Omit every picture while repeating the entries exactly.

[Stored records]
=====
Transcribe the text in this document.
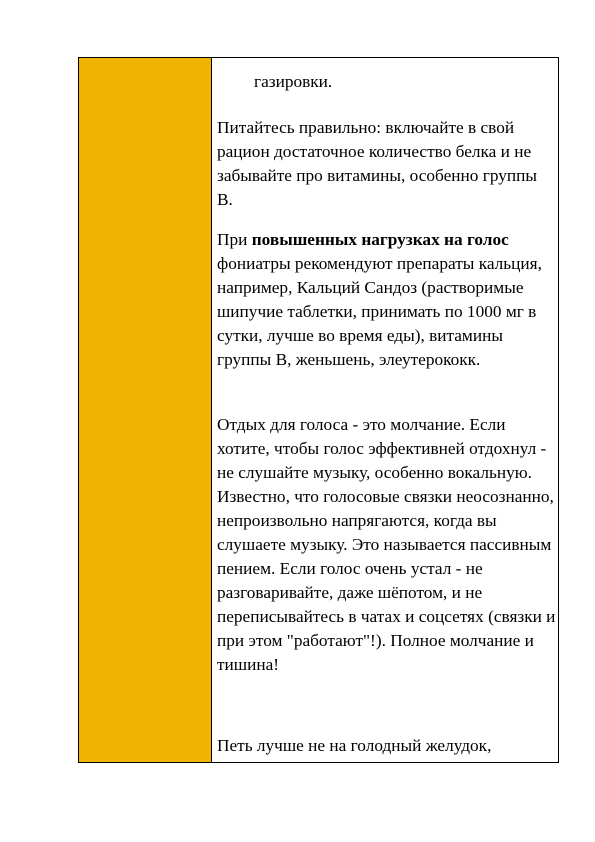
газировки.

Питайтесь правильно: включайте в свой рацион достаточное количество белка и не забывайте про витамины, особенно группы В.

При повышенных нагрузках на голос фониатры рекомендуют препараты кальция, например, Кальций Сандоз (растворимые шипучие таблетки, принимать по 1000 мг в сутки, лучше во время еды), витамины группы В, женьшень, элеутерококк.

Отдых для голоса - это молчание. Если хотите, чтобы голос эффективней отдохнул - не слушайте музыку, особенно вокальную. Известно, что голосовые связки неосознанно, непроизвольно напрягаются, когда вы слушаете музыку. Это называется пассивным пением. Если голос очень устал - не разговаривайте, даже шёпотом, и не переписывайтесь в чатах и соцсетях (связки и при этом "работают"!). Полное молчание и тишина!

Петь лучше не на голодный желудок,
=====
Task solution »
Transcribe the text in this document.
газировки.

Питайтесь правильно: включайте в свой рацион достаточное количество белка и не забывайте про витамины, особенно группы В.

При повышенных нагрузках на голос фониатры рекомендуют препараты кальция, например, Кальций Сандоз (растворимые шипучие таблетки, принимать по 1000 мг в сутки, лучше во время еды), витамины группы В, женьшень, элеутерококк.

Отдых для голоса - это молчание. Если хотите, чтобы голос эффективней отдохнул - не слушайте музыку, особенно вокальную. Известно, что голосовые связки неосознанно, непроизвольно напрягаются, когда вы слушаете музыку. Это называется пассивным пением. Если голос очень устал - не разговаривайте, даже шёпотом, и не переписывайтесь в чатах и соцсетях (связки и при этом "работают"!). Полное молчание и тишина!

Петь лучше не на голодный желудок,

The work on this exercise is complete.